* **Instructions to follow**
Select all lines with the string "农业是支撑国民经济建设和发展的基础产业" in them, and copy those lines.

BEGIN Records for this task

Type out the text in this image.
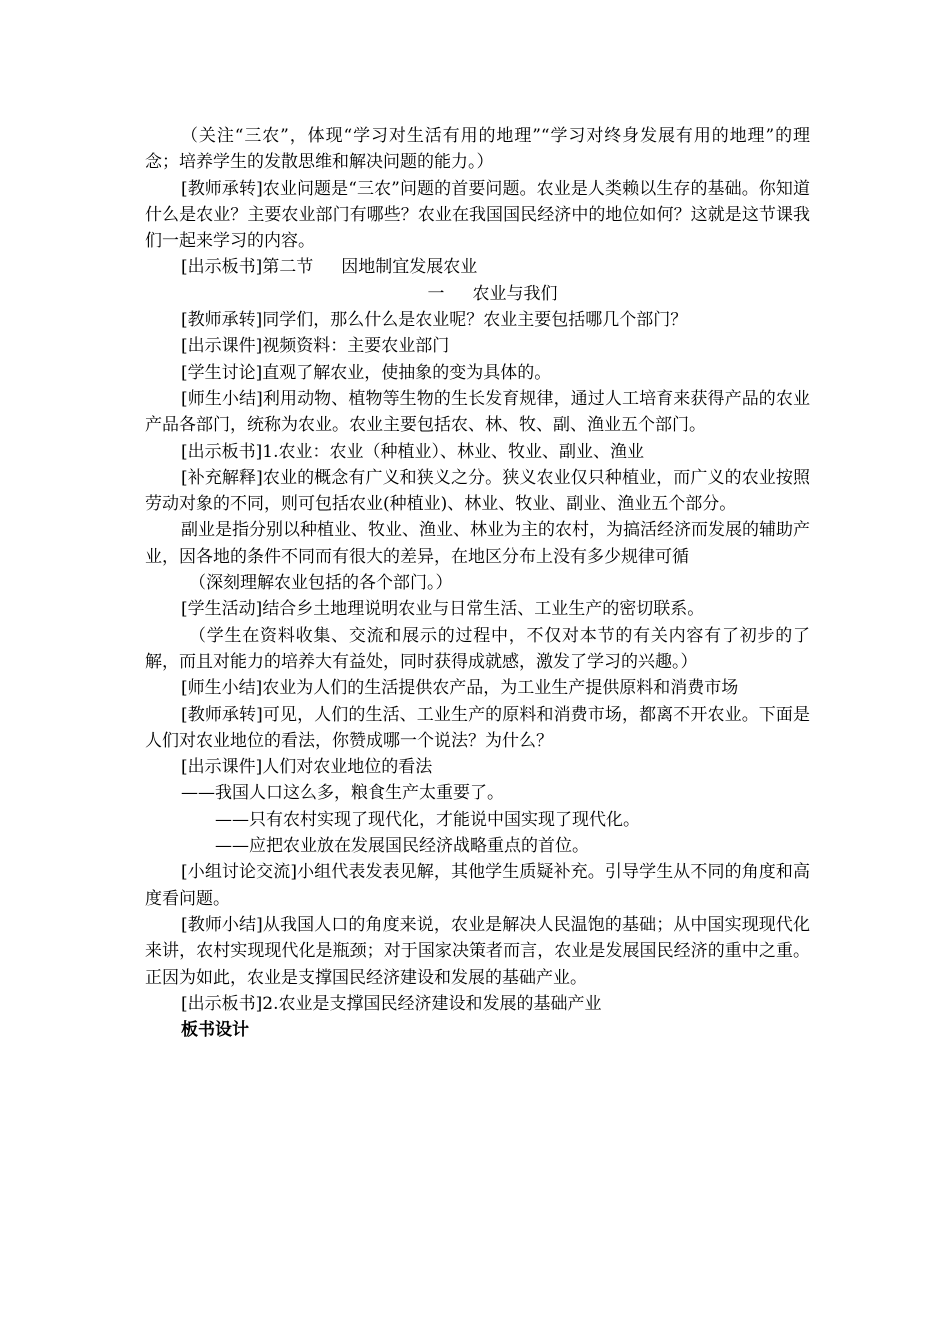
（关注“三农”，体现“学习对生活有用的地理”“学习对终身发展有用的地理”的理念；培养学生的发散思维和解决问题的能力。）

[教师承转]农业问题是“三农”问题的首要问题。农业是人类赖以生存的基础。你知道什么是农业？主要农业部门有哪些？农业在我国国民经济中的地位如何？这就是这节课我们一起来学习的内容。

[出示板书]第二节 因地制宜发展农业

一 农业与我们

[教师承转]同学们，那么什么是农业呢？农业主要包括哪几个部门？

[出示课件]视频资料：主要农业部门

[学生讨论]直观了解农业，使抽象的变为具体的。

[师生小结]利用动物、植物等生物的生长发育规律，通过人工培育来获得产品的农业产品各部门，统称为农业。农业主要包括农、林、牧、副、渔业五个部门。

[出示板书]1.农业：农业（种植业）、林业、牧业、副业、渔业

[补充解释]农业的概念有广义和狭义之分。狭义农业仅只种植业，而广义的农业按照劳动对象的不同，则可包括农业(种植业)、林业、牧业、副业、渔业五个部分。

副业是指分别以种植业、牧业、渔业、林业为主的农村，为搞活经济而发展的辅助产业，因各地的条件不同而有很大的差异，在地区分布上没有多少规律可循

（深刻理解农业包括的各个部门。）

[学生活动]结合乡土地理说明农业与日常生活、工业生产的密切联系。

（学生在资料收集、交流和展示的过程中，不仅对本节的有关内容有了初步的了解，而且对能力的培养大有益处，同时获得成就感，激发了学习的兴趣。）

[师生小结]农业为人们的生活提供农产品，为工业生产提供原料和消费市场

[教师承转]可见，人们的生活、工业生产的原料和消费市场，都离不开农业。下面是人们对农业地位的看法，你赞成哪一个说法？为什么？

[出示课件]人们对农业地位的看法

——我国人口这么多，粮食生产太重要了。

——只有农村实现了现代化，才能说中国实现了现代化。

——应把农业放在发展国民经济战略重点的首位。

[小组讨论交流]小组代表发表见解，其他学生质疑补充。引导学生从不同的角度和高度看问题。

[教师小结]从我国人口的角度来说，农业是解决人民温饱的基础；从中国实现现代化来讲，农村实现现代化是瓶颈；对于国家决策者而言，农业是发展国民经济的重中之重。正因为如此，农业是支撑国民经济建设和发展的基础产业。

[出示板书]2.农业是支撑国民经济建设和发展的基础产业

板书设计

END Records for this task
BEGIN Records for this task

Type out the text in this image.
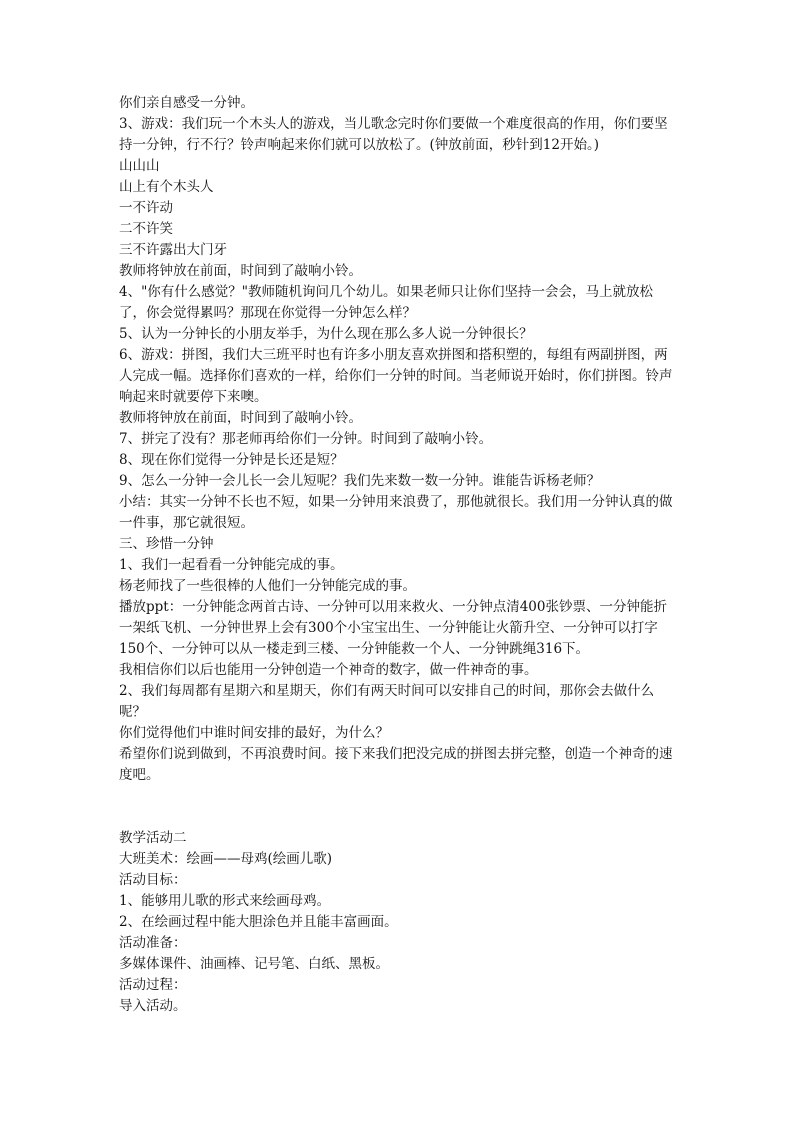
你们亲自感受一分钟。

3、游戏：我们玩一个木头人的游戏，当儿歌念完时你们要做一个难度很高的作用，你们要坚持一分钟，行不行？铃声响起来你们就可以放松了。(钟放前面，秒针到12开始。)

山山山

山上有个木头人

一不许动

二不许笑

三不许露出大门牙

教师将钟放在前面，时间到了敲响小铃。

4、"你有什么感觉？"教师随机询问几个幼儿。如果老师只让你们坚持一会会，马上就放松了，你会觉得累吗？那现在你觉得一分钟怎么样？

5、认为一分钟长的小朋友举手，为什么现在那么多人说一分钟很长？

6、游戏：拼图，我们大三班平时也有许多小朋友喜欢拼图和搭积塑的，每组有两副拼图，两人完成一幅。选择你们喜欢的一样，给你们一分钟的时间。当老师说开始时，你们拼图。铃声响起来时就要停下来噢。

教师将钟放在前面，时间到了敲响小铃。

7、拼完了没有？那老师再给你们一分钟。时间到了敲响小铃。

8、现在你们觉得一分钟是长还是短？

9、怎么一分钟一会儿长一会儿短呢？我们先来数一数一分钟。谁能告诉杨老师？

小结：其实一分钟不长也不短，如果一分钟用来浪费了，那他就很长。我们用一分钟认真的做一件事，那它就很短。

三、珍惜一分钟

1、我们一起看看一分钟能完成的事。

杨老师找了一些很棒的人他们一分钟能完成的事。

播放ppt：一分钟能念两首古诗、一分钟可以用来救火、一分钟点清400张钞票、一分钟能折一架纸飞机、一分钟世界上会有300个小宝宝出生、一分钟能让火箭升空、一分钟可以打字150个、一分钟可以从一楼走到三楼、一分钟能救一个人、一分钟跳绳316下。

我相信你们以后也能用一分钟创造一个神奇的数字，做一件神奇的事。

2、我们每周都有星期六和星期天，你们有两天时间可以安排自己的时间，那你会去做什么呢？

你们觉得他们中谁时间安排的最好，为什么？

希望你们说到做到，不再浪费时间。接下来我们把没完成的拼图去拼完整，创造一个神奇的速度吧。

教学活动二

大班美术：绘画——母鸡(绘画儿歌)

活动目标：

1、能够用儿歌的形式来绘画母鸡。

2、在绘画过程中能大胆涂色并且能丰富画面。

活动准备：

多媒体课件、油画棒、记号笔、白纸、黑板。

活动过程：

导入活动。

END Records for this task

* **Complete output**
[教师小结]从我国人口的角度来说，农业是解决人民温饱的基础；从中国实现现代化来讲，农村实现现代化是瓶颈；对于国家决策者而言，农业是发展国民经济的重中之重。正因为如此，农业是支撑国民经济建设和发展的基础产业。
[出示板书]2.农业是支撑国民经济建设和发展的基础产业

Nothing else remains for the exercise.